[Dataset excerpt]
++++++++++++++++++++

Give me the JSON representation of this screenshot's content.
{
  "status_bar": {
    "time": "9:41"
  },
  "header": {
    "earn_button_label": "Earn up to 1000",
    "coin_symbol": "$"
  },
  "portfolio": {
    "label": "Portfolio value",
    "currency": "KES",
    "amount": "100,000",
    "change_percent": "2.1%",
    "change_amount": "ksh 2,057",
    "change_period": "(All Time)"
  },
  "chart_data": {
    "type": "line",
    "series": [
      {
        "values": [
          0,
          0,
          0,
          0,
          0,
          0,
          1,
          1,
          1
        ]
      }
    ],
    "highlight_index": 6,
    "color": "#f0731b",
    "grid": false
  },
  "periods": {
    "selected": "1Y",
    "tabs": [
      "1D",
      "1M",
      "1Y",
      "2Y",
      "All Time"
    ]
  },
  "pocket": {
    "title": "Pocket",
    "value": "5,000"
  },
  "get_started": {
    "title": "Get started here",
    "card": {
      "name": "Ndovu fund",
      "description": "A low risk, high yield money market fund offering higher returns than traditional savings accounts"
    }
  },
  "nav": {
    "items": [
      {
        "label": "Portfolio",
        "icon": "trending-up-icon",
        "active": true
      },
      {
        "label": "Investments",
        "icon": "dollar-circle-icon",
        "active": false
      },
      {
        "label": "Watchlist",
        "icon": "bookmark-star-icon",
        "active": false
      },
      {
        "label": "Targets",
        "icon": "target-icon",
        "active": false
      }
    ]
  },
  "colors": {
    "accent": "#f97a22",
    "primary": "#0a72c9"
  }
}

++++++++++++++++++++

> **What the task requires**
Write out all of the records once more, exactly.

> **Task response**
Give me the JSON representation of this screenshot's content.
{
  "status_bar": {
    "time": "9:41"
  },
  "header": {
    "earn_button_label": "Earn up to 1000",
    "coin_symbol": "$"
  },
  "portfolio": {
    "label": "Portfolio value",
    "currency": "KES",
    "amount": "100,000",
    "change_percent": "2.1%",
    "change_amount": "ksh 2,057",
    "change_period": "(All Time)"
  },
  "chart_data": {
    "type": "line",
    "series": [
      {
        "values": [
          0,
          0,
          0,
          0,
          0,
          0,
          1,
          1,
          1
        ]
      }
    ],
    "highlight_index": 6,
    "color": "#f0731b",
    "grid": false
  },
  "periods": {
    "selected": "1Y",
    "tabs": [
      "1D",
      "1M",
      "1Y",
      "2Y",
      "All Time"
    ]
  },
  "pocket": {
    "title": "Pocket",
    "value": "5,000"
  },
  "get_started": {
    "title": "Get started here",
    "card": {
      "name": "Ndovu fund",
      "description": "A low risk, high yield money market fund offering higher returns than traditional savings accounts"
    }
  },
  "nav": {
    "items": [
      {
        "label": "Portfolio",
        "icon": "trending-up-icon",
        "active": true
      },
      {
        "label": "Investments",
        "icon": "dollar-circle-icon",
        "active": false
      },
      {
        "label": "Watchlist",
        "icon": "bookmark-star-icon",
        "active": false
      },
      {
        "label": "Targets",
        "icon": "target-icon",
        "active": false
      }
    ]
  },
  "colors": {
    "accent": "#f97a22",
    "primary": "#0a72c9"
  }
}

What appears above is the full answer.